## begin
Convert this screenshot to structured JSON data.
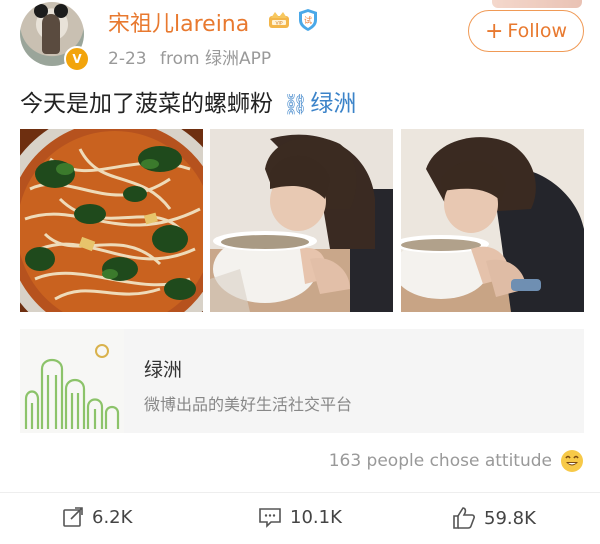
{
  "post": {
    "author": {
      "name": "宋祖儿lareina",
      "verified_badge": "V"
    },
    "meta": {
      "date": "2-23",
      "source": "from 绿洲APP"
    },
    "follow_label": "Follow",
    "text": "今天是加了菠菜的螺蛳粉",
    "link_label": "绿洲",
    "photos": [
      {
        "alt": "spinach river snail noodles"
      },
      {
        "alt": "woman sipping soup bowl"
      },
      {
        "alt": "woman sipping soup bowl close"
      }
    ],
    "card": {
      "title": "绿洲",
      "subtitle": "微博出品的美好生活社交平台"
    },
    "attitude_text": "163 people chose attitude",
    "actions": {
      "share": "6.2K",
      "comment": "10.1K",
      "like": "59.8K"
    }
  },
  "colors": {
    "username": "#e8792f",
    "link": "#3b83c9",
    "follow_border": "#f09a56",
    "card_bg": "#f5f5f5",
    "oasis_green": "#8cc36a",
    "oasis_yellow": "#d9b24c"
  },
  "icons": [
    "crown-icon",
    "shield-icon",
    "link-icon",
    "smile-icon",
    "share-icon",
    "comment-icon",
    "like-icon"
  ]
}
## end
:: WHAT YOU WILL DO ::
Except for the pictures, give all the material above again verbatim.

:: SOLUTION FOR THIS EXERCISE ::
Convert this screenshot to structured JSON data.
{
  "post": {
    "author": {
      "name": "宋祖儿lareina",
      "verified_badge": "V"
    },
    "meta": {
      "date": "2-23",
      "source": "from 绿洲APP"
    },
    "follow_label": "Follow",
    "text": "今天是加了菠菜的螺蛳粉",
    "link_label": "绿洲",
    "photos": [
      {
        "alt": "spinach river snail noodles"
      },
      {
        "alt": "woman sipping soup bowl"
      },
      {
        "alt": "woman sipping soup bowl close"
      }
    ],
    "card": {
      "title": "绿洲",
      "subtitle": "微博出品的美好生活社交平台"
    },
    "attitude_text": "163 people chose attitude",
    "actions": {
      "share": "6.2K",
      "comment": "10.1K",
      "like": "59.8K"
    }
  },
  "colors": {
    "username": "#e8792f",
    "link": "#3b83c9",
    "follow_border": "#f09a56",
    "card_bg": "#f5f5f5",
    "oasis_green": "#8cc36a",
    "oasis_yellow": "#d9b24c"
  },
  "icons": [
    "crown-icon",
    "shield-icon",
    "link-icon",
    "smile-icon",
    "share-icon",
    "comment-icon",
    "like-icon"
  ]
}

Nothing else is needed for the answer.